Exercise description:
Go through the listing below and gather every line with the word "name".

Dataset items:
---*---
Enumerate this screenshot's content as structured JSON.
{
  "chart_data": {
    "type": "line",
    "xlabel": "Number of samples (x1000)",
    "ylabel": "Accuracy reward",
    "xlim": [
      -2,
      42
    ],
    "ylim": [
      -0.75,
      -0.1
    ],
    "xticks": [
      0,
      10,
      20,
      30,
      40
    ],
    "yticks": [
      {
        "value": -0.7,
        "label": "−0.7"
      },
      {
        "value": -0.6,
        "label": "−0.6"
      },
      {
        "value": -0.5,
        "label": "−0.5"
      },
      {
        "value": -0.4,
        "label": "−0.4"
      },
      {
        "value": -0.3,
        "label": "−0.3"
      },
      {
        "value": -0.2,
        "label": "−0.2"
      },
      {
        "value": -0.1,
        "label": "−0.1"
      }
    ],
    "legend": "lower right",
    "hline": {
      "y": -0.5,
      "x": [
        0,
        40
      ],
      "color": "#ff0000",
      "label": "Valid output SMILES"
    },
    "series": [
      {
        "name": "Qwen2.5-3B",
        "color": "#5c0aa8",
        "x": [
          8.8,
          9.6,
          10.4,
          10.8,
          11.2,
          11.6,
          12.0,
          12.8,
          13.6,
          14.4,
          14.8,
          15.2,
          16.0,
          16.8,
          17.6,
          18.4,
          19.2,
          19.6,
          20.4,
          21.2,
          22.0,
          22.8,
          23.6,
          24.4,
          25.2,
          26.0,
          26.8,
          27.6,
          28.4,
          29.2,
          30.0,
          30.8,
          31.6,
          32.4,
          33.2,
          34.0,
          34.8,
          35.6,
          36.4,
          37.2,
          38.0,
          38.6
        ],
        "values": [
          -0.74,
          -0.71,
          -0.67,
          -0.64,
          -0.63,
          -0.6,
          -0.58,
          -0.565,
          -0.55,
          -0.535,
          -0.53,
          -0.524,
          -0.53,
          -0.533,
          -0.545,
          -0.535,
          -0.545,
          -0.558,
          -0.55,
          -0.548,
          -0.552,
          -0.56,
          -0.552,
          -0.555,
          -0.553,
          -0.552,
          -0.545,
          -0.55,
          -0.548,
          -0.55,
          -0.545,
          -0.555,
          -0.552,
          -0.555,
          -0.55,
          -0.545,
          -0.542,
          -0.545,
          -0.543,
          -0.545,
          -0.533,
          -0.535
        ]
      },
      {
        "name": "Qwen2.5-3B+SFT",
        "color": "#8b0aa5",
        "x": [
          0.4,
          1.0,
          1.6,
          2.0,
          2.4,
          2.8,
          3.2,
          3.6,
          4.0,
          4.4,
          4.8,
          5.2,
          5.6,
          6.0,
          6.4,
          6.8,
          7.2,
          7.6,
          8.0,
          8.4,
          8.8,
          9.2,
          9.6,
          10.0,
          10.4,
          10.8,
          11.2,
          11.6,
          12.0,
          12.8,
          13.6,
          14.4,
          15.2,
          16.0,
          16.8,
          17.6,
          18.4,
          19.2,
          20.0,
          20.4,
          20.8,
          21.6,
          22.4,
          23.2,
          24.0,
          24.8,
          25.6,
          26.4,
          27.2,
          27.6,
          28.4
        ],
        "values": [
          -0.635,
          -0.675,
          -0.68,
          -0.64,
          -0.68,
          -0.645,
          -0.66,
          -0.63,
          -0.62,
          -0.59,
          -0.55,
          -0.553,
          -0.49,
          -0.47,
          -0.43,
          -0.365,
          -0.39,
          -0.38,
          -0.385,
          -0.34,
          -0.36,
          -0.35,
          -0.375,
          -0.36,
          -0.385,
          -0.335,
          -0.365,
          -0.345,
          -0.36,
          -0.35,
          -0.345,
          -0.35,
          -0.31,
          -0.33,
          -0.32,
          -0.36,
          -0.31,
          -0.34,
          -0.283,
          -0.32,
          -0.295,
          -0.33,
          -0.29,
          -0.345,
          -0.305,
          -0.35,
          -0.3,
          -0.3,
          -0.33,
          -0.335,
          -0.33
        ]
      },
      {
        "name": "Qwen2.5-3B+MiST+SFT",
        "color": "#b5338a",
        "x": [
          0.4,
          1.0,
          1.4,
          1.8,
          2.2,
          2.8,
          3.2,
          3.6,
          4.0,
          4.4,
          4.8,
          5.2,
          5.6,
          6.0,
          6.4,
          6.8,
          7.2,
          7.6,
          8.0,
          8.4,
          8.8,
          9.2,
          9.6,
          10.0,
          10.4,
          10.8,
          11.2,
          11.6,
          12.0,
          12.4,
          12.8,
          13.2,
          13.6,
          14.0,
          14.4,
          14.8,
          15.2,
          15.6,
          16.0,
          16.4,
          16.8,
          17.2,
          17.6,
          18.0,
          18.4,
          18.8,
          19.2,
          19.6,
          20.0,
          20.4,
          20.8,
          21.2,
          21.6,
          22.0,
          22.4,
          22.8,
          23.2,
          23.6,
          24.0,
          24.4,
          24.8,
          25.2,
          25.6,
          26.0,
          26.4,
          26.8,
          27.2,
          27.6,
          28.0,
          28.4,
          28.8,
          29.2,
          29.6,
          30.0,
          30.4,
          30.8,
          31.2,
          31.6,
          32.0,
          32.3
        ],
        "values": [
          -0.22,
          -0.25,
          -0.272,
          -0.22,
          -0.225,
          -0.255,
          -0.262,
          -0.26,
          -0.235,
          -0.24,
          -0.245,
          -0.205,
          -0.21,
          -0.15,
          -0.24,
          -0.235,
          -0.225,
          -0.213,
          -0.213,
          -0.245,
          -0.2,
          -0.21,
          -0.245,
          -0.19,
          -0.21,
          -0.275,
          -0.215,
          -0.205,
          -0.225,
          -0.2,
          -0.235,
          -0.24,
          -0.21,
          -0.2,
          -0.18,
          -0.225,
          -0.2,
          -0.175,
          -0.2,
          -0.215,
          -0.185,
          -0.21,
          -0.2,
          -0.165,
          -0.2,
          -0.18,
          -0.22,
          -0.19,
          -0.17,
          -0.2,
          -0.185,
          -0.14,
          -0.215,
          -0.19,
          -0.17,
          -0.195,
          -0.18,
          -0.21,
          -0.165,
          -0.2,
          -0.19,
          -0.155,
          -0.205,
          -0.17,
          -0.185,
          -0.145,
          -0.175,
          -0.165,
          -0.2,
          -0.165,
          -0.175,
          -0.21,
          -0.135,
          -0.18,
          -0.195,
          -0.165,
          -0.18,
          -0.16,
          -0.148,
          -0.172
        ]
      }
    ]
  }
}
---*---
Task result:
        "name": "Qwen2.5-3B",
        "name": "Qwen2.5-3B+SFT",
        "name": "Qwen2.5-3B+MiST+SFT",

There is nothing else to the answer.